What is needed
Go through the records below line by line, counting those that contain the word "무척이나"; answer with the count only.

Data supplied
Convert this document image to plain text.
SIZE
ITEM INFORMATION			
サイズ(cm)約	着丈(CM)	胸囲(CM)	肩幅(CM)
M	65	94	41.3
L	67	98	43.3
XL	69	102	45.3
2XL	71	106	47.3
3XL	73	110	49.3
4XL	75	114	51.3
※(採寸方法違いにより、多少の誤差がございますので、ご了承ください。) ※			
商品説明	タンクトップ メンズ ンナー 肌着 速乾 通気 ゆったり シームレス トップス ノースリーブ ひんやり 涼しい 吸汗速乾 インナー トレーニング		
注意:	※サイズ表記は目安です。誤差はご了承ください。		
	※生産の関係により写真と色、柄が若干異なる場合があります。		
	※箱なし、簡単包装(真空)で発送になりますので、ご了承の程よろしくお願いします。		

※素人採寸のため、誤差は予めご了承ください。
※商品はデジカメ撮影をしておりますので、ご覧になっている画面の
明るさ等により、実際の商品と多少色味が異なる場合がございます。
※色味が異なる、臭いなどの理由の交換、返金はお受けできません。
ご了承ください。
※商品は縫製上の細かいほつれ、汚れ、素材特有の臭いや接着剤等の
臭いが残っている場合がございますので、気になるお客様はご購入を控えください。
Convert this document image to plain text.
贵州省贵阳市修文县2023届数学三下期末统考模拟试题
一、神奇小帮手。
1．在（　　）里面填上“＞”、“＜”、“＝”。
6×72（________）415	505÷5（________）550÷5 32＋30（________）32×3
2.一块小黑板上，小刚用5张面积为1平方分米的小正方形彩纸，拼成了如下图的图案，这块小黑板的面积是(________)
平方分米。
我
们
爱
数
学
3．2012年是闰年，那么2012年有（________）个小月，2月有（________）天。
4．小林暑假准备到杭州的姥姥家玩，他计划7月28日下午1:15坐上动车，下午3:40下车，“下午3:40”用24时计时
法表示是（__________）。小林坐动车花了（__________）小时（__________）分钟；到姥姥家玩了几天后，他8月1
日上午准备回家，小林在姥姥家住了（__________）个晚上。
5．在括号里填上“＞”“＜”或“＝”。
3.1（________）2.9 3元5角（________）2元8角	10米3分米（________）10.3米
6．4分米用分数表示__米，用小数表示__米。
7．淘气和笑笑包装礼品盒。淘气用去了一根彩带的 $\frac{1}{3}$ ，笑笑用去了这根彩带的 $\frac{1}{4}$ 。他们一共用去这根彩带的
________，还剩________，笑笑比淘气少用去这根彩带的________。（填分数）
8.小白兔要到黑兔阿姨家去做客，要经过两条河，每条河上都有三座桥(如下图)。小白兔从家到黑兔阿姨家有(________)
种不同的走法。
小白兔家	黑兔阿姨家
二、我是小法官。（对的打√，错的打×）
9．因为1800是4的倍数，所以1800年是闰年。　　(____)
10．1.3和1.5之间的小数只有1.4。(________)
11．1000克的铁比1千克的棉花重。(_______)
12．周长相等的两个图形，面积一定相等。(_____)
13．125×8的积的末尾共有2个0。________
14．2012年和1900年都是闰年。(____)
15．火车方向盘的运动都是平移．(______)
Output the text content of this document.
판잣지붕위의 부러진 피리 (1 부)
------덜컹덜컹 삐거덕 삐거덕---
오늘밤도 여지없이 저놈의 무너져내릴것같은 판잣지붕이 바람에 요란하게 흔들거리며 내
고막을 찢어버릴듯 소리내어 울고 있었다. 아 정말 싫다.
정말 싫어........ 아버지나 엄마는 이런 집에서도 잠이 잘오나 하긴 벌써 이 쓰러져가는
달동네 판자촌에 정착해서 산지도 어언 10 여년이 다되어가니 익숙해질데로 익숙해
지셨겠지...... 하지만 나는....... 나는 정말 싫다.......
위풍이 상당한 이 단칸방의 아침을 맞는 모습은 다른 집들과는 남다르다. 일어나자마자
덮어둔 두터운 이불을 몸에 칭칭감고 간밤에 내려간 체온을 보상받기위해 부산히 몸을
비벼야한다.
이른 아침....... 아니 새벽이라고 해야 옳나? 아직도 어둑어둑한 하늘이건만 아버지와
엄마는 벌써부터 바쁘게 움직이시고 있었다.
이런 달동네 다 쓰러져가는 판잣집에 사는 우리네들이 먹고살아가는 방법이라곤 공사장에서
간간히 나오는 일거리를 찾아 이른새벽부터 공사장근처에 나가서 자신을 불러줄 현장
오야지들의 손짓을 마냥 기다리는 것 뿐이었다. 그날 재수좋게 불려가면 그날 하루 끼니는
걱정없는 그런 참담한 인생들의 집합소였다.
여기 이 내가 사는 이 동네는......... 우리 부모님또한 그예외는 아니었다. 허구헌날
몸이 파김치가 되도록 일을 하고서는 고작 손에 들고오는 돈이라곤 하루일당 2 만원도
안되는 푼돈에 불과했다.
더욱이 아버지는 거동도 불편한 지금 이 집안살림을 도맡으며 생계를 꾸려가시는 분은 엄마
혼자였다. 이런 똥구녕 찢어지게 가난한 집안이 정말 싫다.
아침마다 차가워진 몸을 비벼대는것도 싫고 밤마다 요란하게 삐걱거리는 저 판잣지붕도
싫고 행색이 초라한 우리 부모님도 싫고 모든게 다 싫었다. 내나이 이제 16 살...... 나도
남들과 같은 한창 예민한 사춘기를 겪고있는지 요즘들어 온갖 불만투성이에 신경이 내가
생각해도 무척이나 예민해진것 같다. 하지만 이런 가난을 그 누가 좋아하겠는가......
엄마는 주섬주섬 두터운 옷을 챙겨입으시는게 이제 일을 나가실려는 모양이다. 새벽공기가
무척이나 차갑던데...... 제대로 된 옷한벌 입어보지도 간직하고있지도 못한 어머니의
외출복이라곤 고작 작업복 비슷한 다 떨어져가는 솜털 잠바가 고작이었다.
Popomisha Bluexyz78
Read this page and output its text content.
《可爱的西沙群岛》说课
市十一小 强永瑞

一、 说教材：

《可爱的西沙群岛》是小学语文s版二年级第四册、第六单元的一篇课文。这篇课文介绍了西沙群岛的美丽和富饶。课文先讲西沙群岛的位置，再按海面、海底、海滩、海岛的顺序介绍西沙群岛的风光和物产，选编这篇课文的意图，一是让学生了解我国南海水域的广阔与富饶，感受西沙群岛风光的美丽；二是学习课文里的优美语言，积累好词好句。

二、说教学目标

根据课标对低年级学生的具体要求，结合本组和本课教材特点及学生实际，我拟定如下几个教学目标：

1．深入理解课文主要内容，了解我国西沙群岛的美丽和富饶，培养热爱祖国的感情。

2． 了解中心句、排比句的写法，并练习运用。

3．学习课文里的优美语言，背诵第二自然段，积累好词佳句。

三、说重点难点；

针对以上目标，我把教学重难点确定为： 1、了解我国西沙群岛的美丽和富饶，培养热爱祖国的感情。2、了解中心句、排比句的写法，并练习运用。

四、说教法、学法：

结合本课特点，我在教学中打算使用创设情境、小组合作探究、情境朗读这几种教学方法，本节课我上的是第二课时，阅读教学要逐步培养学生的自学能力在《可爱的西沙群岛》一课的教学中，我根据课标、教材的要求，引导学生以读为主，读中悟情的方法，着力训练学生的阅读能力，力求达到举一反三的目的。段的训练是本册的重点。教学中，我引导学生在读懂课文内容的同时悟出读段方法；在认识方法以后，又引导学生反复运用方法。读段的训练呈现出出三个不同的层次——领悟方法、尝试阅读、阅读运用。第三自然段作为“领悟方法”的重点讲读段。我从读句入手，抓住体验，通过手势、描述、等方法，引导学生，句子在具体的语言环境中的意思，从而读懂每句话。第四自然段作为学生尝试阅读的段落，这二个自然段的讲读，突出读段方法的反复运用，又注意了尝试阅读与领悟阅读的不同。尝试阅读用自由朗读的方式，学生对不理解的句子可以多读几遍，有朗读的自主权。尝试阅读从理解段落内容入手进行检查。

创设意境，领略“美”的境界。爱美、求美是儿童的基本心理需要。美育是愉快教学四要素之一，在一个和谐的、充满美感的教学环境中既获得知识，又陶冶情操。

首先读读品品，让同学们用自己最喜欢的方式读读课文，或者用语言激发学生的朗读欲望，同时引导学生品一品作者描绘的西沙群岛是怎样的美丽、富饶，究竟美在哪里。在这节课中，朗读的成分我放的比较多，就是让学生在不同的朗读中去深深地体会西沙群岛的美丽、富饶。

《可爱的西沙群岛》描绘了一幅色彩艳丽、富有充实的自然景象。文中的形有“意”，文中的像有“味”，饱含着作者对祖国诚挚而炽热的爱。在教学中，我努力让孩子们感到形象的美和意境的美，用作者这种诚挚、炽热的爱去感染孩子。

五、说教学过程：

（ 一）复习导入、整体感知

Exercise response
2